— begin —

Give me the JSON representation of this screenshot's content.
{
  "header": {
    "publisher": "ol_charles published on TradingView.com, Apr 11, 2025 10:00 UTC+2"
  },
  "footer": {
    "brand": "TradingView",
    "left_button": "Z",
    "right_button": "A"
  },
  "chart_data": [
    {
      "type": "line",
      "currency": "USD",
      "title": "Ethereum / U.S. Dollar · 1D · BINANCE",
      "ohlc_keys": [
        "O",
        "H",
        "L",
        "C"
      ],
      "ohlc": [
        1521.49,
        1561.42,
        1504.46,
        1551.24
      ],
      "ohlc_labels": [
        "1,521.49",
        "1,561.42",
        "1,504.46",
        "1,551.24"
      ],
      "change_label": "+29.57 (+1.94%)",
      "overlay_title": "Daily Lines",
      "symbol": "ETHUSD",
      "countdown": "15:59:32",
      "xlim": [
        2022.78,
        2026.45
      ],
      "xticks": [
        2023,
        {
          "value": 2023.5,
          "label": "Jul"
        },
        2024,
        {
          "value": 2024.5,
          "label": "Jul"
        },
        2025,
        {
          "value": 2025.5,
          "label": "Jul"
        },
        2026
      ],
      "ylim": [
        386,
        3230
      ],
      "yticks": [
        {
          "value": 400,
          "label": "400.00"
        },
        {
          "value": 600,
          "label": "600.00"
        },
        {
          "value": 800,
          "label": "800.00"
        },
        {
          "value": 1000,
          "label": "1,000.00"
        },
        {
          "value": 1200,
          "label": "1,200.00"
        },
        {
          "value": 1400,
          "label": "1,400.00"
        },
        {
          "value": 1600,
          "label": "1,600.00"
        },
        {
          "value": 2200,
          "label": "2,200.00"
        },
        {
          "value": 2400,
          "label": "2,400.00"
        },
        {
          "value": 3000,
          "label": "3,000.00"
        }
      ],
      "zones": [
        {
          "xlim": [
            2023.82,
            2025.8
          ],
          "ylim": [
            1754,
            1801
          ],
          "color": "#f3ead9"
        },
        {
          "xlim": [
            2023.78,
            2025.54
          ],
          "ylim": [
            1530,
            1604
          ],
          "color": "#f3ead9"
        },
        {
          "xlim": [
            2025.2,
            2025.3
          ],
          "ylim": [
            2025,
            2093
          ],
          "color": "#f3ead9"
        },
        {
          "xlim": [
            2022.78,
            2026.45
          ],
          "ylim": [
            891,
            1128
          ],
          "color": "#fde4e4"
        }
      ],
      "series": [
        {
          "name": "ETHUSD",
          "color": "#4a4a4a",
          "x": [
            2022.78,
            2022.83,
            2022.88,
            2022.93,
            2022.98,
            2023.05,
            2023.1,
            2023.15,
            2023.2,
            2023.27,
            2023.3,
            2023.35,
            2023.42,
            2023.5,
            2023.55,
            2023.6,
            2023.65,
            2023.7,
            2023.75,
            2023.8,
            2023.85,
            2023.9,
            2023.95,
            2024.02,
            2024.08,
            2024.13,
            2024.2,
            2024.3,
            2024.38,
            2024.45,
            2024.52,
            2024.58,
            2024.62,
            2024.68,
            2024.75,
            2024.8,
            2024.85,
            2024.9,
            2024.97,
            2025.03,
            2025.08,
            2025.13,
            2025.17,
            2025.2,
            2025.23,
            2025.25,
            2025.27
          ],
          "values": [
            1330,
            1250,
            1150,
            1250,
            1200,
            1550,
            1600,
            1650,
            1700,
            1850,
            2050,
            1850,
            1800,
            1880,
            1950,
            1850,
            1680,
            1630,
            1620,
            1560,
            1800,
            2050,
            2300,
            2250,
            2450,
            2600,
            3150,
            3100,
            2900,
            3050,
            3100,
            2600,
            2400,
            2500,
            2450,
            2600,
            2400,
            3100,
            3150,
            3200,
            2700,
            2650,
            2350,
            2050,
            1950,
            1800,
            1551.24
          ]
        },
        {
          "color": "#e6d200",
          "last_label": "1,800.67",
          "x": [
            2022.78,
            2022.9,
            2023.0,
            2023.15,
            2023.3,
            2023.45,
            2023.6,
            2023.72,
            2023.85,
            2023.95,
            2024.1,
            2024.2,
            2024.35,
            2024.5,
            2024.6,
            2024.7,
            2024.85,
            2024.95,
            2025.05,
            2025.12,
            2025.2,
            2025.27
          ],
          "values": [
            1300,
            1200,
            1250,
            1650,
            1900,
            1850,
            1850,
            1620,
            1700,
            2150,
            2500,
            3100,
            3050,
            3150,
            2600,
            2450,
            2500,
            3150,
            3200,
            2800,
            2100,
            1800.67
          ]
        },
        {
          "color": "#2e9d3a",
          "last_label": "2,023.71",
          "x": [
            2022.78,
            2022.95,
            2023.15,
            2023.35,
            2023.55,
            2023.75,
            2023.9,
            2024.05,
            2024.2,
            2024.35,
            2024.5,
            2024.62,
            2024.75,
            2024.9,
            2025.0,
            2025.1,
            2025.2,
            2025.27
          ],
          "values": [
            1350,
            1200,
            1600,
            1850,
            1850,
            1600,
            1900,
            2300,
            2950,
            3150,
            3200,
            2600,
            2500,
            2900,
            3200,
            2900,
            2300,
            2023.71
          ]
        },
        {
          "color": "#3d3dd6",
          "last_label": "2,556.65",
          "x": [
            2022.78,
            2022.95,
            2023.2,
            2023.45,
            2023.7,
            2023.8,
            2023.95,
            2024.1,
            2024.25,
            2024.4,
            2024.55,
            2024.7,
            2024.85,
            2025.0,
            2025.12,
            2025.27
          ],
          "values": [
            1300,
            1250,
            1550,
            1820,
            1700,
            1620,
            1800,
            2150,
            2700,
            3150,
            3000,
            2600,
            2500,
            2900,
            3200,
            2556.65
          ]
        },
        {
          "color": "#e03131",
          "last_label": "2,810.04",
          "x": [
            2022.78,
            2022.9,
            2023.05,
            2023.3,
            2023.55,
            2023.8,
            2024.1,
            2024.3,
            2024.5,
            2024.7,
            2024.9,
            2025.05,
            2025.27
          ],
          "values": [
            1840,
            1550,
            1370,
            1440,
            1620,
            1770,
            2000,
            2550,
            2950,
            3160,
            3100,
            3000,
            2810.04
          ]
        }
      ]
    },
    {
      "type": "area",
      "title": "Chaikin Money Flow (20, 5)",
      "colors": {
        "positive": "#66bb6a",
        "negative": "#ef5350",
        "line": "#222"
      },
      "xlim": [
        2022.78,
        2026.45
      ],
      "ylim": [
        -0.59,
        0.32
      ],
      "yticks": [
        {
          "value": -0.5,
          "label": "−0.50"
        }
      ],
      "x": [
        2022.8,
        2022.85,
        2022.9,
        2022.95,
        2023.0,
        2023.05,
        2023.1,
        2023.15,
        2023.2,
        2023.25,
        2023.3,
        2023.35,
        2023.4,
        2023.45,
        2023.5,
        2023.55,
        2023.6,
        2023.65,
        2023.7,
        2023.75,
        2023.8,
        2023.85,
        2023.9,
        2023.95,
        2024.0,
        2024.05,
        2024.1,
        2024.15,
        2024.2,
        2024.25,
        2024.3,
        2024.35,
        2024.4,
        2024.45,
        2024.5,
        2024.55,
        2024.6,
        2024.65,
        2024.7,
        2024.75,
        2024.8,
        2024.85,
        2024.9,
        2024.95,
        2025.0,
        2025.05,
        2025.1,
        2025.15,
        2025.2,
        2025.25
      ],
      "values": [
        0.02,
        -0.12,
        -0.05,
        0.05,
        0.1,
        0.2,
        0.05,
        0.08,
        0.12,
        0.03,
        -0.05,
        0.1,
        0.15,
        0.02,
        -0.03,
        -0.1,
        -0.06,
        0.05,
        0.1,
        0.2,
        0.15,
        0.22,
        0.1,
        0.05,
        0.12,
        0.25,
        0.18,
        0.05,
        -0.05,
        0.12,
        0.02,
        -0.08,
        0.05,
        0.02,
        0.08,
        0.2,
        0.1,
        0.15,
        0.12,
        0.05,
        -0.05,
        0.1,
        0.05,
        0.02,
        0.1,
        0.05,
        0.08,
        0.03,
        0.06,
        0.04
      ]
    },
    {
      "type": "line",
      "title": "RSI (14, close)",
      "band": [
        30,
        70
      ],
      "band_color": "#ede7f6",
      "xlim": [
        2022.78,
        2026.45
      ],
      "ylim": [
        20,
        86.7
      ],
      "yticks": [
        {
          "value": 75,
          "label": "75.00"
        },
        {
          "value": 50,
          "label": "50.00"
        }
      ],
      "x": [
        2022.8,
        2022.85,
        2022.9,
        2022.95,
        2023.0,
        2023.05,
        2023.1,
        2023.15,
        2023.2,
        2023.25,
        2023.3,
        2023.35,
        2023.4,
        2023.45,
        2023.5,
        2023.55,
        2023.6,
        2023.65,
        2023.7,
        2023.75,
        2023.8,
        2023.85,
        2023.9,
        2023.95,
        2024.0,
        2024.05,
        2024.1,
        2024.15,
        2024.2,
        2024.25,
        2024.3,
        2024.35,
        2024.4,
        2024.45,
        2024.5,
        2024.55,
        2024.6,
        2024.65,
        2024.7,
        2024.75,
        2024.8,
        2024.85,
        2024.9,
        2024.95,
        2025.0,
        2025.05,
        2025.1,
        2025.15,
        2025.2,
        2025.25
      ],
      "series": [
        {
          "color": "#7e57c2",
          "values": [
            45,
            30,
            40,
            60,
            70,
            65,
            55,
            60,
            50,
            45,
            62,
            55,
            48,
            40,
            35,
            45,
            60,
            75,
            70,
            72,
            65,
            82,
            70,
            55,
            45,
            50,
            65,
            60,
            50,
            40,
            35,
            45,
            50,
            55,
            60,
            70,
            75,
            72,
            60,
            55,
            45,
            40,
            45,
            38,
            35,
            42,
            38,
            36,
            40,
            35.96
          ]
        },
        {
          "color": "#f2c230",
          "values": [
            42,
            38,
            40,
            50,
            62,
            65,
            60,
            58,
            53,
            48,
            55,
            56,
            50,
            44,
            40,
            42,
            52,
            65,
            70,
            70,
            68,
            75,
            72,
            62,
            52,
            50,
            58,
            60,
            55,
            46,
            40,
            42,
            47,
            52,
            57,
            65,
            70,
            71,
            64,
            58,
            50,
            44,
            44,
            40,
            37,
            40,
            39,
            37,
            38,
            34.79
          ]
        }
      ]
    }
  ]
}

— end —

PROBLEM REQUIREMENTS –
Pick out each line above that includes "TradingView" and show it.

WRITTEN SOLUTION –
    "publisher": "ol_charles published on TradingView.com, Apr 11, 2025 10:00 UTC+2"
    "brand": "TradingView",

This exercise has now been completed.